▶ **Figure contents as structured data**
▼▼▼

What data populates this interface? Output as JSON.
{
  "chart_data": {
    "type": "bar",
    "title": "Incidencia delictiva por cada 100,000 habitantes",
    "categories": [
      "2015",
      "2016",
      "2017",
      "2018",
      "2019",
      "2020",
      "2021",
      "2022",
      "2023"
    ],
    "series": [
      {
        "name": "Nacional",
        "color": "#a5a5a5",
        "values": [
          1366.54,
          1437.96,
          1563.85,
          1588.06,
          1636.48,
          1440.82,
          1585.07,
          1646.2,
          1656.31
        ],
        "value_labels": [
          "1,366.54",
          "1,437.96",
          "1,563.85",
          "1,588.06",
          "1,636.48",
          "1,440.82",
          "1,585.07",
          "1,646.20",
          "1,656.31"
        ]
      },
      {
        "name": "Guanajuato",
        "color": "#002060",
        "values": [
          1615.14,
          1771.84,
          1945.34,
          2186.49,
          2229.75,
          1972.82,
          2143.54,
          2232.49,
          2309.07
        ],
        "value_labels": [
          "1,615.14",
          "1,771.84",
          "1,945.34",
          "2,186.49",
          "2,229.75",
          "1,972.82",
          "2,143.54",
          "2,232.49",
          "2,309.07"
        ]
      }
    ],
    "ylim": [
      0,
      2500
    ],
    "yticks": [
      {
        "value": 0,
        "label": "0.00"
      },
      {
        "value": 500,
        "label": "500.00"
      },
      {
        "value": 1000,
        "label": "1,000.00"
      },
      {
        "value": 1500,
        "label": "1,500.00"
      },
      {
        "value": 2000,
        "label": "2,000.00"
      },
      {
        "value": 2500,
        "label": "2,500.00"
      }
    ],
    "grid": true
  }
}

▲▲▲

Your task is to retype all of the records exactly.

▶ **EXPECTED OUTPUT**
What data populates this interface? Output as JSON.
{
  "chart_data": {
    "type": "bar",
    "title": "Incidencia delictiva por cada 100,000 habitantes",
    "categories": [
      "2015",
      "2016",
      "2017",
      "2018",
      "2019",
      "2020",
      "2021",
      "2022",
      "2023"
    ],
    "series": [
      {
        "name": "Nacional",
        "color": "#a5a5a5",
        "values": [
          1366.54,
          1437.96,
          1563.85,
          1588.06,
          1636.48,
          1440.82,
          1585.07,
          1646.2,
          1656.31
        ],
        "value_labels": [
          "1,366.54",
          "1,437.96",
          "1,563.85",
          "1,588.06",
          "1,636.48",
          "1,440.82",
          "1,585.07",
          "1,646.20",
          "1,656.31"
        ]
      },
      {
        "name": "Guanajuato",
        "color": "#002060",
        "values": [
          1615.14,
          1771.84,
          1945.34,
          2186.49,
          2229.75,
          1972.82,
          2143.54,
          2232.49,
          2309.07
        ],
        "value_labels": [
          "1,615.14",
          "1,771.84",
          "1,945.34",
          "2,186.49",
          "2,229.75",
          "1,972.82",
          "2,143.54",
          "2,232.49",
          "2,309.07"
        ]
      }
    ],
    "ylim": [
      0,
      2500
    ],
    "yticks": [
      {
        "value": 0,
        "label": "0.00"
      },
      {
        "value": 500,
        "label": "500.00"
      },
      {
        "value": 1000,
        "label": "1,000.00"
      },
      {
        "value": 1500,
        "label": "1,500.00"
      },
      {
        "value": 2000,
        "label": "2,000.00"
      },
      {
        "value": 2500,
        "label": "2,500.00"
      }
    ],
    "grid": true
  }
}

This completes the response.